▶ PROBLEM TO WORK ON:
Lift every line from the entries that includes the word "this".

▶ RECORDS SHOWN:
▬▬▬▬▬▬▬▬▬▬

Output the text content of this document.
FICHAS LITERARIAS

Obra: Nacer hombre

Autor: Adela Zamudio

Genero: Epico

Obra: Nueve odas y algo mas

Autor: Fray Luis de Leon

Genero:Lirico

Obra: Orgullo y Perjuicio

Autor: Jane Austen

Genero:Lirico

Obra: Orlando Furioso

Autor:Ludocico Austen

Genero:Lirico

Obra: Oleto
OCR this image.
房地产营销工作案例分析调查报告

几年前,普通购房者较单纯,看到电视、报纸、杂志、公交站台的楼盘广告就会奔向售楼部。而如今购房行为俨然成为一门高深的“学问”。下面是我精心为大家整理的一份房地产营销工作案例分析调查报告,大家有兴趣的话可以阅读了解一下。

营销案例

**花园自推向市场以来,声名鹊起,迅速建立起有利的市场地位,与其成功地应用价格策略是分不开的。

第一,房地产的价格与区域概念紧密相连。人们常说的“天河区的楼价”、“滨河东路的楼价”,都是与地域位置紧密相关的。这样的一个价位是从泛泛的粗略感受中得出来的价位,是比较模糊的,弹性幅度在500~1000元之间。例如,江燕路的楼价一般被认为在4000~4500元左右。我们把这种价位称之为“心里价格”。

▬▬▬▬▬▬▬▬▬▬

▶ FULL RESPONSE:
Output the text content of this document.
OCR this image.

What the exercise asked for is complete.